Go through the material below and copy each line where the word "slander" appears.

(Records)
⁂

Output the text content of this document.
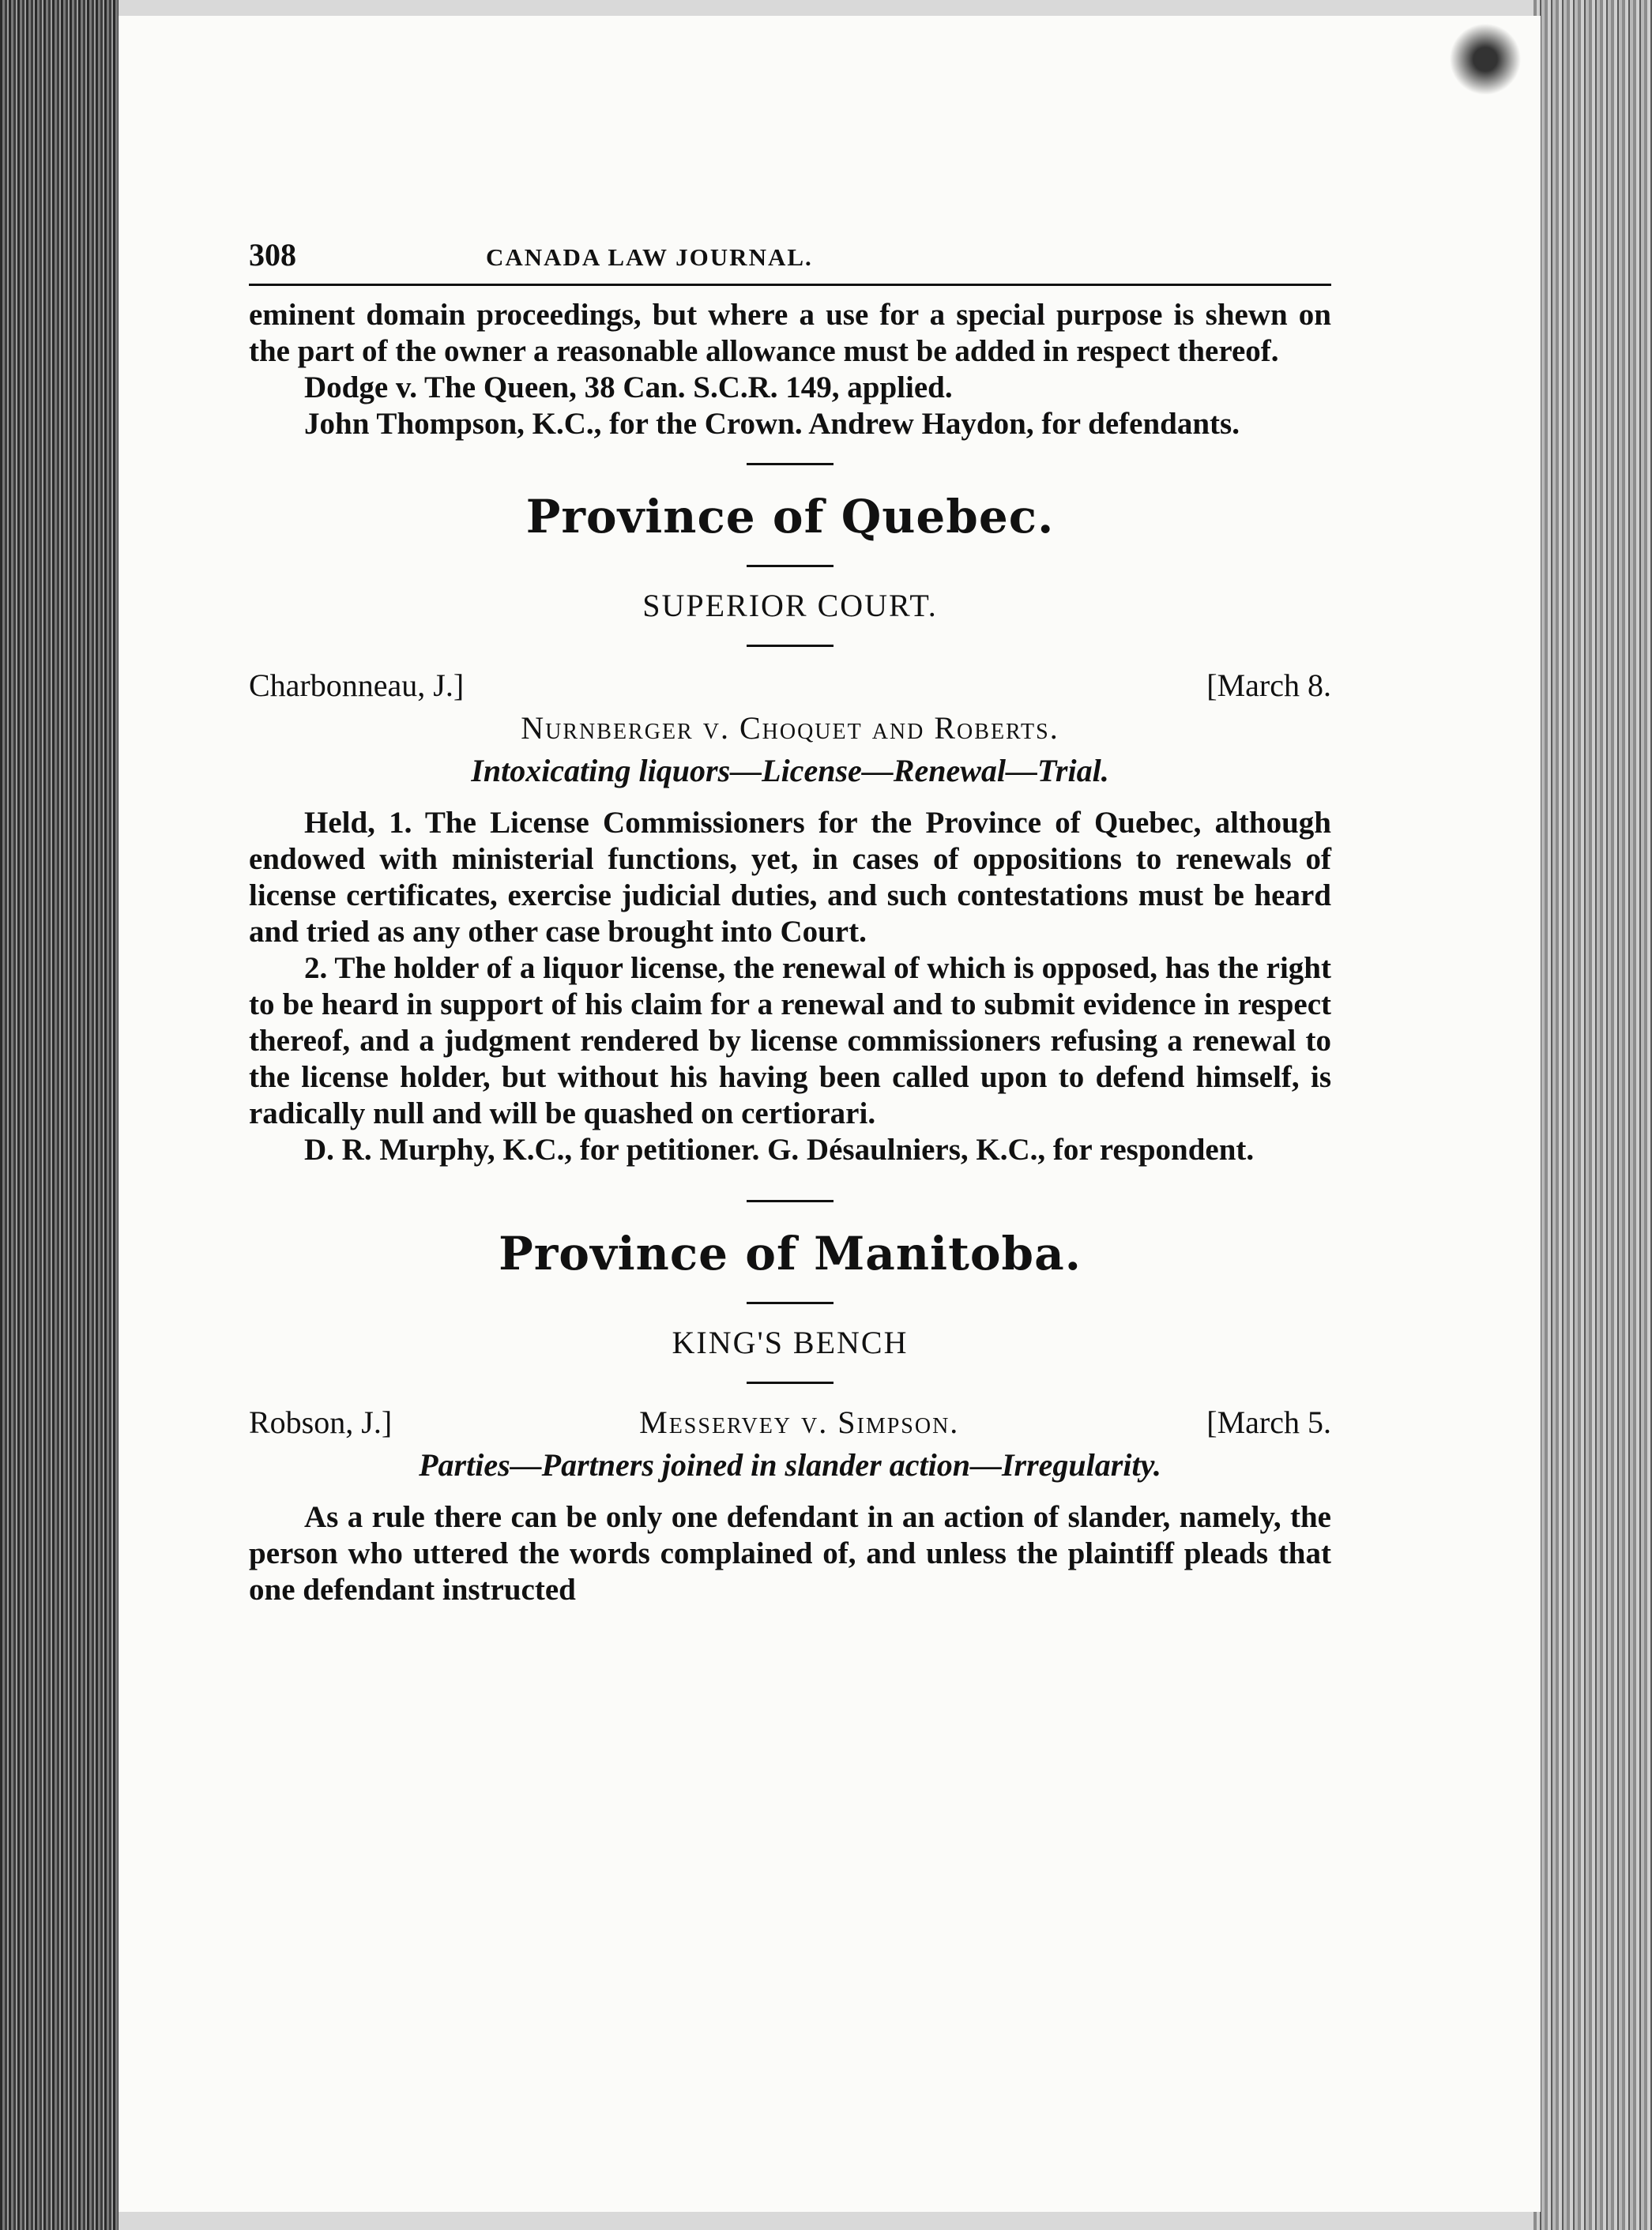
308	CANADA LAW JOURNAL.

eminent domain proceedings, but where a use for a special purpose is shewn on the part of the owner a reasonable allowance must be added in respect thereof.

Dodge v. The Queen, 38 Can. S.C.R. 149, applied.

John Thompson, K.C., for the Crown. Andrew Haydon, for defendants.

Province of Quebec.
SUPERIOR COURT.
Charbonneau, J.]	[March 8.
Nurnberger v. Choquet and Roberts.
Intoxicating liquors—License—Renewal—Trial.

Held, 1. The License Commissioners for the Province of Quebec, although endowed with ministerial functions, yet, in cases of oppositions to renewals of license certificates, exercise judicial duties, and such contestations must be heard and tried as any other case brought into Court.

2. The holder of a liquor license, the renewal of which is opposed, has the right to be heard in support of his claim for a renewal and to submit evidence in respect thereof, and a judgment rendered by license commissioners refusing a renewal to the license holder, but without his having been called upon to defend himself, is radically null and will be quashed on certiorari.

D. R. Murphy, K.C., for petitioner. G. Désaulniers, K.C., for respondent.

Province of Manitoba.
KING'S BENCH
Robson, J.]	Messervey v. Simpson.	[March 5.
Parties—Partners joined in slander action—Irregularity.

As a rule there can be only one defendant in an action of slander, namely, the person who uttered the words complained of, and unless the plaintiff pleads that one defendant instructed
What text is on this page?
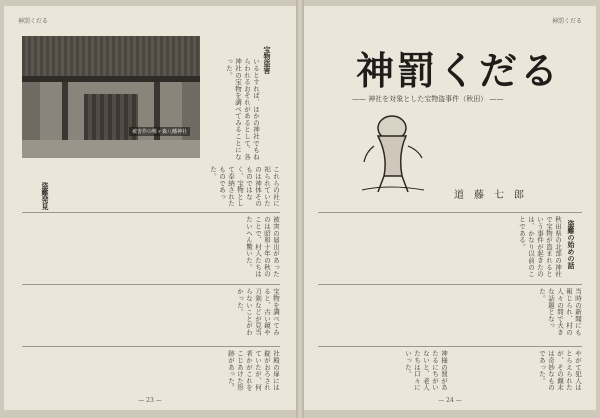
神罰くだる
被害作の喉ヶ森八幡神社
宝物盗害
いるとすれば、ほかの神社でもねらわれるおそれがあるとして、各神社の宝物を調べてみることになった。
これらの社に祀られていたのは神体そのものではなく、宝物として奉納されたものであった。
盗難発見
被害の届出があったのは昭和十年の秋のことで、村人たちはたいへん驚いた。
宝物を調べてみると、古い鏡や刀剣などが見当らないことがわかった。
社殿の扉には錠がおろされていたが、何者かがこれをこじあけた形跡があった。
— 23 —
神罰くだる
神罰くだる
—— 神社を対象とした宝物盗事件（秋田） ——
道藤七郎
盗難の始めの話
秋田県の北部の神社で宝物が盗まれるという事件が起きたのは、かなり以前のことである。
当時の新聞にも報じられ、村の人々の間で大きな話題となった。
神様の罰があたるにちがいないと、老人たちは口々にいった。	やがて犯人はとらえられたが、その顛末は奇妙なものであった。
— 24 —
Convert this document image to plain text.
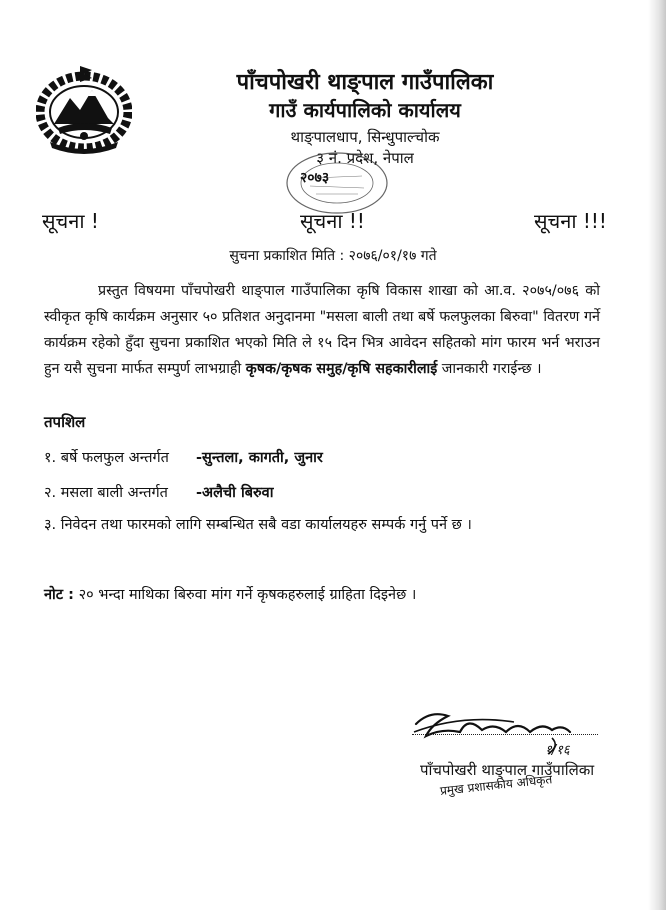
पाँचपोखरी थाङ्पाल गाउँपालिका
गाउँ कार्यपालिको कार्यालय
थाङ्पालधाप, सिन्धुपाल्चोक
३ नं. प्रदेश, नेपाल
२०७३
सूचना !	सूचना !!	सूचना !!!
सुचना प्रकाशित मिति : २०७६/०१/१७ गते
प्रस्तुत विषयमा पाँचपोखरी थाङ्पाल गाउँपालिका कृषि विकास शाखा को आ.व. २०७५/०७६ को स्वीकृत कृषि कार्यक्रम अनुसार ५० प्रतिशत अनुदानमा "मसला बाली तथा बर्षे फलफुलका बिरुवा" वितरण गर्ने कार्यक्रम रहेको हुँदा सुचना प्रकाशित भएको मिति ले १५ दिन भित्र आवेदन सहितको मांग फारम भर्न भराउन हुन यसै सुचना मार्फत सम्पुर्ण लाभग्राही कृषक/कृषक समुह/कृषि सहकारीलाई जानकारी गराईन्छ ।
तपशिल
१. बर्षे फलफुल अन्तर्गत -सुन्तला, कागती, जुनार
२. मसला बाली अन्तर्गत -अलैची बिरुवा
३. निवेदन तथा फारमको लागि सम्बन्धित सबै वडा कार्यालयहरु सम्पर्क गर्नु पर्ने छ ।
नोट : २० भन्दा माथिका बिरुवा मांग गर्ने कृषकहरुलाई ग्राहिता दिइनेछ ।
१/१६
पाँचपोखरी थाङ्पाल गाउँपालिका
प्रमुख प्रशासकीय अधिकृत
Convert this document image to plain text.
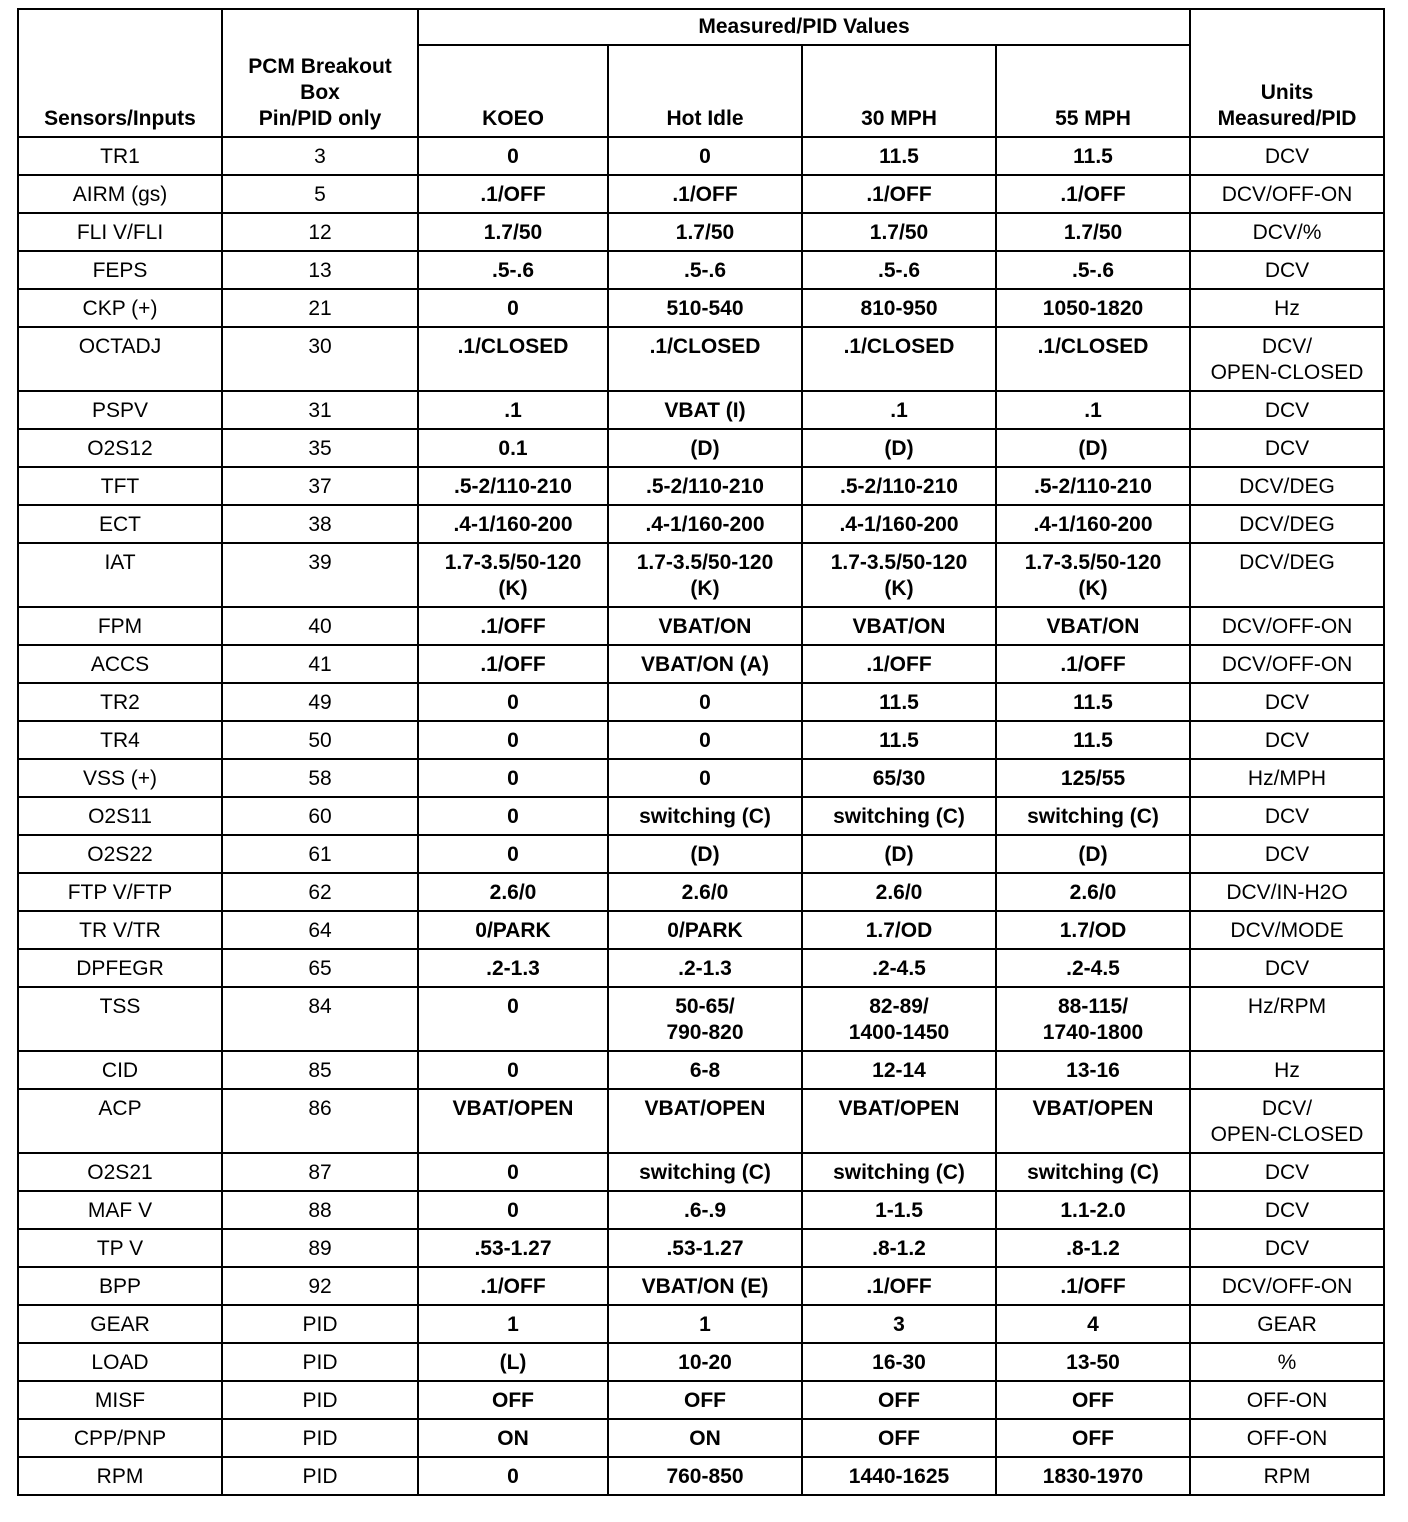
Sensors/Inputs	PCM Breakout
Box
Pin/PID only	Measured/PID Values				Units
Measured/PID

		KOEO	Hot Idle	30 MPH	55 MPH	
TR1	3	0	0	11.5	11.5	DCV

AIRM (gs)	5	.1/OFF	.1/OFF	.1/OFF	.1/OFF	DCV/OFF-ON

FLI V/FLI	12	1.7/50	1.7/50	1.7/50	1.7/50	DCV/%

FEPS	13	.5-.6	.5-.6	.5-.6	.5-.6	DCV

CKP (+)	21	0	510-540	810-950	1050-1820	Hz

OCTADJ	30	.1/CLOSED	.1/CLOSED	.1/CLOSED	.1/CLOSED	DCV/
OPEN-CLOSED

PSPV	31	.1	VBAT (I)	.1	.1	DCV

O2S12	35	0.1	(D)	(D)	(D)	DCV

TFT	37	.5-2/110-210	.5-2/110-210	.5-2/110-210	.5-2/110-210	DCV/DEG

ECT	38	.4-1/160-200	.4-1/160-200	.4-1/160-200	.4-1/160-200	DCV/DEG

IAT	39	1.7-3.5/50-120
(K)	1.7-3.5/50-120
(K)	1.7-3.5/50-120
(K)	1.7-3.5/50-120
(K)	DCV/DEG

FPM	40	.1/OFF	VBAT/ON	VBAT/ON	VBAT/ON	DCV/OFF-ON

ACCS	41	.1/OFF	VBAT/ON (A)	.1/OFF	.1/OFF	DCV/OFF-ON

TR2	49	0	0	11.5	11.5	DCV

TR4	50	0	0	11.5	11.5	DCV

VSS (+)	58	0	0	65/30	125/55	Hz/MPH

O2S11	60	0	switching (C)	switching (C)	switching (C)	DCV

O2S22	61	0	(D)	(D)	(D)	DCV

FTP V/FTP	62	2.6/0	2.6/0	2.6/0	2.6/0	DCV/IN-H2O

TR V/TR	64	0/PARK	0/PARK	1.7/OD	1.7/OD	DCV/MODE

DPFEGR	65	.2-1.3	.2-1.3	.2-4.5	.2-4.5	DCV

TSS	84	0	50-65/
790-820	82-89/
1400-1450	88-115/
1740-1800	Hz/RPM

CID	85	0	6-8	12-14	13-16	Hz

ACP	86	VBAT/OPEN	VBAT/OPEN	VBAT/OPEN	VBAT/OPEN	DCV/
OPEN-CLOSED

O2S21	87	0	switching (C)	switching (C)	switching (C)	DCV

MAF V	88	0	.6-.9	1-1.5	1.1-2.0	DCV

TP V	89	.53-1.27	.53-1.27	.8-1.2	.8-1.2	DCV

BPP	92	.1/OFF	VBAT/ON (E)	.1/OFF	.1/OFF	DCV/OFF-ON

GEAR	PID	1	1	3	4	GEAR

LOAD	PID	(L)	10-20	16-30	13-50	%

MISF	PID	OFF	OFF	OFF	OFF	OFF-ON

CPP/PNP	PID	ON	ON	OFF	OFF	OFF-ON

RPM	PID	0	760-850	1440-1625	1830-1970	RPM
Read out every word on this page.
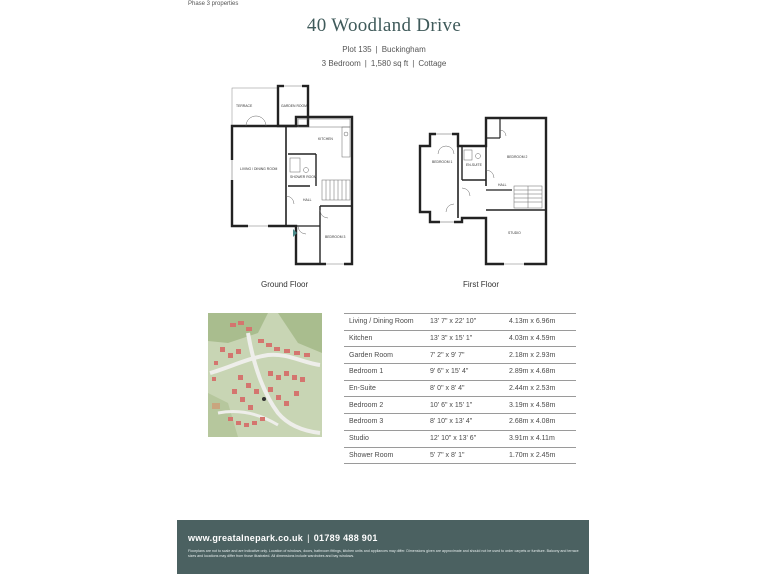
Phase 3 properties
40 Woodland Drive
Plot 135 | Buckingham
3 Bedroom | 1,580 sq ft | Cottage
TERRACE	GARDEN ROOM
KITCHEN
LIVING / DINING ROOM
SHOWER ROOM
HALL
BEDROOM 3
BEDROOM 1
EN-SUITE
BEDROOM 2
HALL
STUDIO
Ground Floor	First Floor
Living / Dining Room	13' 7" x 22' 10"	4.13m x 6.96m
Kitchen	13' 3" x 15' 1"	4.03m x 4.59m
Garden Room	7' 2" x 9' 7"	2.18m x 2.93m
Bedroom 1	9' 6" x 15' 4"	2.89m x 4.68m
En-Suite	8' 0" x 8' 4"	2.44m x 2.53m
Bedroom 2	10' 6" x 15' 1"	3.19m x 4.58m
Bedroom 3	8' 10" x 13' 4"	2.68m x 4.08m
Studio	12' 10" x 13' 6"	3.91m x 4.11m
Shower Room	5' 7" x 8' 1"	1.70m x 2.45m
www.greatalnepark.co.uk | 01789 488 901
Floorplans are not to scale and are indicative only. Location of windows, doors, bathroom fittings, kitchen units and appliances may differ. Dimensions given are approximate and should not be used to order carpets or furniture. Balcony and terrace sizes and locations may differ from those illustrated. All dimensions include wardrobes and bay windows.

⁂

## [TASK ANSWER]
Parties—Partners joined in slander action—Irregularity.
As a rule there can be only one defendant in an action of slander, namely, the person who uttered the words complained of, and unless the plaintiff pleads that one defendant instructed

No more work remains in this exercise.